PAGE EXCERPT: Begin

In Linux, this couldn’t work out this way (given the design chosen by Linux Fuse): there is one Fuse device only, and a fail-safe identification of the subject of the mount is possible only within the scope of one process.
In FreeBSD, altering from the Linux way of atomic mounting is not a design choice, it’s a must. Unlike Linux, BSDs use a different type of op vector devices and for regular files (the device access and vnode API is not unified). The device access API is not only different but almost completely (struct) file unaware. So we can’t distinguish between different openers of a given device.
The traditional solution would be working with a static set of fuse devices (nnpfs, the multiplatform userspace vfs framework of Arla has chosen this solution in its BSD implementations). However, FreeBSD has a peculiarity which lets us implement Fuse as dynamically as it’s in Linux: a wisely designed in-kernel device filesystem.
FreeBSD devfs provides a mechanism to register event handlers for certain device name patterns, by which new devices can be spawned on the fly and system call handling can be delegated. We rely on this mechanism for providing a dedicated Fuse device to each Fuse daemon.
At this point, one could spot one definite advantage of the Linux way of doing the mount: it’s comfortable. That the state of Fuse daemons is explicitly reflected in the devfs namespace might seem to be an elegant concept, yet performing the device squatting and the mount syscall via separate commands will get tedious pretty fast.
To get over this, the mount utility serves as an umbrella frontend
to all these mechanisms, and running mount_fusefs auto mp daemon args
will open a Fuse device, start the daemon with the given args and makes
it chew on the device, and finally mount the daemon on mp.
A more recent enhancement of Fuse on FreeBSD is adding support also
for the Linux style interface. That is, you can mount Fuse daemons
with the daemon args mp syntax as well, in which
case the daemon will invoke mount_fusefs by herself. (Note:
this of course won’t work if you want to do mounting on a different
privilege level than that of the daemon).
It’s also a comfortable thing in Linux that when you run mount(8)
to see the list of mounted filesystems, what you will find in the “mounted
device” (first) column for Fuse filesystems, is a compact custom
description of the filesystem. Under FreeBSD you will see simply the
device name as is, which might feel crude related to the Linux listing.
Yet I don’t plan implementing an “fs-summary-as-device”
hack under FreeBSD: that would mean loss of information. Even if showing
the device name is not so friendly, that is the exact unique identifier
of the mount. What I might happen to do is to write (or to wait for
one being written) a nifty shell script which gathers Fuse mount related
informations and presents it in a human-loveable way – you can
find out everything you want via mount(8), ps(1)
and fstat(1).

PAGE EXCERPT: End
DATA EXCERPTS: Begin

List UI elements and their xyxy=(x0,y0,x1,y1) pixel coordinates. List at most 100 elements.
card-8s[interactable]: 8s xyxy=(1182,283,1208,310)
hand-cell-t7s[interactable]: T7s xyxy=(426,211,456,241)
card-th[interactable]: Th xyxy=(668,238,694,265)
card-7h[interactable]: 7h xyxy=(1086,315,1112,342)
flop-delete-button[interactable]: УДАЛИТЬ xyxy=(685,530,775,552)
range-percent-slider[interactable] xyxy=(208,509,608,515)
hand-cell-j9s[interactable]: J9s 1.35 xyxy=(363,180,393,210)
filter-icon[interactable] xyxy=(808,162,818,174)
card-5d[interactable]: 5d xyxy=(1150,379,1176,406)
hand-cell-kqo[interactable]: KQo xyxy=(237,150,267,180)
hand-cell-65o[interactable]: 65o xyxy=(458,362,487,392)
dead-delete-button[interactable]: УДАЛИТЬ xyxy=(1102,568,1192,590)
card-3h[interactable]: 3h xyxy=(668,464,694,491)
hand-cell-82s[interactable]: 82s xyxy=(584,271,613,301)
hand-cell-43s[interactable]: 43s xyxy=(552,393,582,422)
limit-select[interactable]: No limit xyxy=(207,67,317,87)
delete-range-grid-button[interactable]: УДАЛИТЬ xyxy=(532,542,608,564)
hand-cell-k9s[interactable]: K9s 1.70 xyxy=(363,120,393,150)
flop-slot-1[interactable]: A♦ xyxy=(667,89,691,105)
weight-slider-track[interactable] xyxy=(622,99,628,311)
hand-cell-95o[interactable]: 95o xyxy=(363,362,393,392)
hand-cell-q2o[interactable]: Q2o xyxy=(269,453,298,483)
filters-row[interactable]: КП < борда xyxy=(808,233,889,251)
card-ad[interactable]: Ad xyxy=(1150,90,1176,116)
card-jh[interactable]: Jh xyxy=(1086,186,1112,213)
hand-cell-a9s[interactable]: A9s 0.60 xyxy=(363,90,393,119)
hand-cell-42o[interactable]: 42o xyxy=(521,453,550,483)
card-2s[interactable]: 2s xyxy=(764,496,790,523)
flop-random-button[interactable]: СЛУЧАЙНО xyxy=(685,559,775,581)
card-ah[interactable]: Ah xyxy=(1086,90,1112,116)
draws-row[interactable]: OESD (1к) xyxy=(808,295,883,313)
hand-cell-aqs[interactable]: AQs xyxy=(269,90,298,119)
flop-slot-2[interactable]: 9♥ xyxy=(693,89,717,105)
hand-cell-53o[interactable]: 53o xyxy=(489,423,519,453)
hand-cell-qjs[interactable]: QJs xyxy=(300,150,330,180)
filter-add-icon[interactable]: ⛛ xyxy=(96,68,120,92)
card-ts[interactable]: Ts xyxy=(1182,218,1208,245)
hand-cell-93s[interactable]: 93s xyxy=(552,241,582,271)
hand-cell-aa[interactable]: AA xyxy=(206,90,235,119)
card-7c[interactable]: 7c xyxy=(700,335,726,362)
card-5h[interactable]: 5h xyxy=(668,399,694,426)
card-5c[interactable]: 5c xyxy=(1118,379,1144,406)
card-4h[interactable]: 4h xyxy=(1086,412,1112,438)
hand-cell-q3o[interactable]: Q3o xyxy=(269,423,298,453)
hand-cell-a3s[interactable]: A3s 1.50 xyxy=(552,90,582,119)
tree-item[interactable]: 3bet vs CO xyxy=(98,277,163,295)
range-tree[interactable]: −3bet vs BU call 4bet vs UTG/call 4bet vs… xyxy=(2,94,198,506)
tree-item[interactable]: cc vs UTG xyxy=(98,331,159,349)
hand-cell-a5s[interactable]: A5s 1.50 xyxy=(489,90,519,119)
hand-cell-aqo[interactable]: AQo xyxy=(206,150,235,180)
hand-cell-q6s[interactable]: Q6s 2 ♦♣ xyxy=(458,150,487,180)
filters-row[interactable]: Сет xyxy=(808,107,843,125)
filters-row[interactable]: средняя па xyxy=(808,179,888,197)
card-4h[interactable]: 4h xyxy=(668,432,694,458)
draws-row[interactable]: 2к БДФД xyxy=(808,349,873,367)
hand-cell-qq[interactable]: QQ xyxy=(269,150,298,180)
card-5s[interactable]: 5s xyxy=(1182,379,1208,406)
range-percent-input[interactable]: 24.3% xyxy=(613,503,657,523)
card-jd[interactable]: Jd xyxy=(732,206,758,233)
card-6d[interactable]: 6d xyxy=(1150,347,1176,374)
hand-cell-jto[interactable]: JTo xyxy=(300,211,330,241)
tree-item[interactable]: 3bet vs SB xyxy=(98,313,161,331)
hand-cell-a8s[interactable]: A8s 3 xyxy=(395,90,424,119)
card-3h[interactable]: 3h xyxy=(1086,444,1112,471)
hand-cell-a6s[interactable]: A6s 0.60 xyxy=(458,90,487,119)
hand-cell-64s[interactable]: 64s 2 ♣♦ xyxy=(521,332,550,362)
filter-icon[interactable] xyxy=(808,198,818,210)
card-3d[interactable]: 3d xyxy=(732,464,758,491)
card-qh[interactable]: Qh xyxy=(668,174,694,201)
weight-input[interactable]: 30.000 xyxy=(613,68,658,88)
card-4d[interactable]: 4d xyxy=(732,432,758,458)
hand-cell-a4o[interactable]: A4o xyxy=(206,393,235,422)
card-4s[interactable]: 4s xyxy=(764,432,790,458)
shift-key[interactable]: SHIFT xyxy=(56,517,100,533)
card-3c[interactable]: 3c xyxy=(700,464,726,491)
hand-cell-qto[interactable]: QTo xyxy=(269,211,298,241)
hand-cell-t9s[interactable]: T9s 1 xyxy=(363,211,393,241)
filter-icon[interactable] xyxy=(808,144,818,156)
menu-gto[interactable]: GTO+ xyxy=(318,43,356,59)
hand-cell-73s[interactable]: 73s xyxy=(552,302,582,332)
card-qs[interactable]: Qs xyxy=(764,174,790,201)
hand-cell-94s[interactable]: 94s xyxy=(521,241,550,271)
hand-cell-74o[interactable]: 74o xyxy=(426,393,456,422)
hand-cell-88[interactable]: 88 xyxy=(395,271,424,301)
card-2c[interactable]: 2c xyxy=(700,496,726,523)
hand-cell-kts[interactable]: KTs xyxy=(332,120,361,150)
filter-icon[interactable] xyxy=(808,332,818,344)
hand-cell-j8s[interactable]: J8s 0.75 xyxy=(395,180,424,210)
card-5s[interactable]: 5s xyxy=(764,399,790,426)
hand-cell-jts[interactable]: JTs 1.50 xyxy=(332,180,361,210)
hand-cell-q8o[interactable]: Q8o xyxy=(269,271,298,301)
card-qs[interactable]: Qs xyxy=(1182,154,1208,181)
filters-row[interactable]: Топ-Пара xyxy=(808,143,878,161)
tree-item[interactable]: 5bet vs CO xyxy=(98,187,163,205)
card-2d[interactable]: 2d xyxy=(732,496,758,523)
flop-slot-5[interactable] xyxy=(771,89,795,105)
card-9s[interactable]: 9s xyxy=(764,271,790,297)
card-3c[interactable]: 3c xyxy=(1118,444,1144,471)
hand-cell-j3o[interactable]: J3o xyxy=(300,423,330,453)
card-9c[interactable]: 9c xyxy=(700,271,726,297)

DATA EXCERPTS: End

• EXERCISE 1
Answer these from the text on Fuse under FreeBSD:
(a) How many Fuse devices does Linux have?
(b) For what does FreeBSD devfs let event handlers be registered?
(c) In the Linux style interface, what does the daemon invoke by itself?
• EXERCISE 2
From the text on Fuse under FreeBSD, list every command written with a manual section number in parentheses, giving each one once.
• EXERCISE 3
Carry on the text on Fuse under FreeBSD, starting right after its final sentence.

• EXERCISE ANSWER 1
(a) One.
(b) Certain device name patterns.
(c) mount_fusefs.

• EXERCISE ANSWER 2
mount(8), ps(1), fstat(1)

• EXERCISE ANSWER 3
Fuse is a dedicatedly Promethean filesystem: it aims to the bring the
power of interaction via a custom filesystem interface to ordinary
users. Practically, this boils down to doing customized non-privileged
mounts. In Linux, ordinary users are usually allowed to do mounts via
the user(s) option of fstab. This is a fairly static mechanism,
so to be able to do the customized non-privileged mounts as it’s
required, Linux Fuse rolls his own: the above mentioned device opener/mounter
utility is written in a way so that it can safely bear the suid bit,
and then the appropriate permission handling logic is stuffed into
this utility, too.
In FreeBSD no heroic action is needed. No setuid mounting is needed
– unlike Linux, there are no user(s) option in fstab,
and mount(8) itself is not setuid.
Non-privileged mounts are handled via a system-wide policy: if the
vfs.usermount sysctl is 1, users can mount over mount
points owned by them, if it’s 0, only root is allowed to mount.
Unlike as it’s with the user(s) fstab options, Fuse
mounts fit into this frame nicely, so there is no need to implement
special methods for non-privileged mounts.
Yet there might be administrators who find this control too much rudimentary…
What do such people do? Most likely, they set vfs.usermount
to 0, and use their homebrew privilege delegation policies; by all
chance, they implement it via sudo(8). However, mount_fusefs
can run an arbitrary other command, so can’t be called from sudoers
without care. Nevertheless, the commandline interface is designed in
a way such that it is easy to ban daemon spawning (eg., mount_fusefs -S
will not be willing to start a daemon).
Moreover, besides the already mentioned above mentioned vfs.usermount
sysctl, FreeBSD has an other access control mechanism for mounting.
This comes into play if the filesystem is backed by a device. In that
case, only those can mount the filesystem who have read/write access
to the device to be mounted (or read access for a read only mount).
This latter mechanism can be used with Fuse, too: despite its somewhat synthetic charater, Fuse is a device backed filesystem. There is though one subtle difference between Fuse and traditonal device (disk) backed filesystems in this respect: with traditional filesystems, permissions of the device are used also for providing access control for the device file as such, which is a valid entity on its own and can be used for performing raw I/O on the appropriate hardware.
On the contrary, Fuse devices has no use without being mounted (the kernel is not willing to interact with a reader/writer of the device file until the VFS layer pushes messages onto it). Hence permission settings of Fuse devices are to be directly interpreted as permissions for mounting Fuse filesystems. So this is the tool by which a fine-grained control on mounting Fuse filesystems can be set up.
By default, Fuse devices can be used by members of the operator group
(that’s used for controlling access to, eg., usb devices). One
can set permissions of fuse devives directly, by chmod, or generally,
via devfs(8) rules.
Let’s elaborate a bit more on this “naturally useable”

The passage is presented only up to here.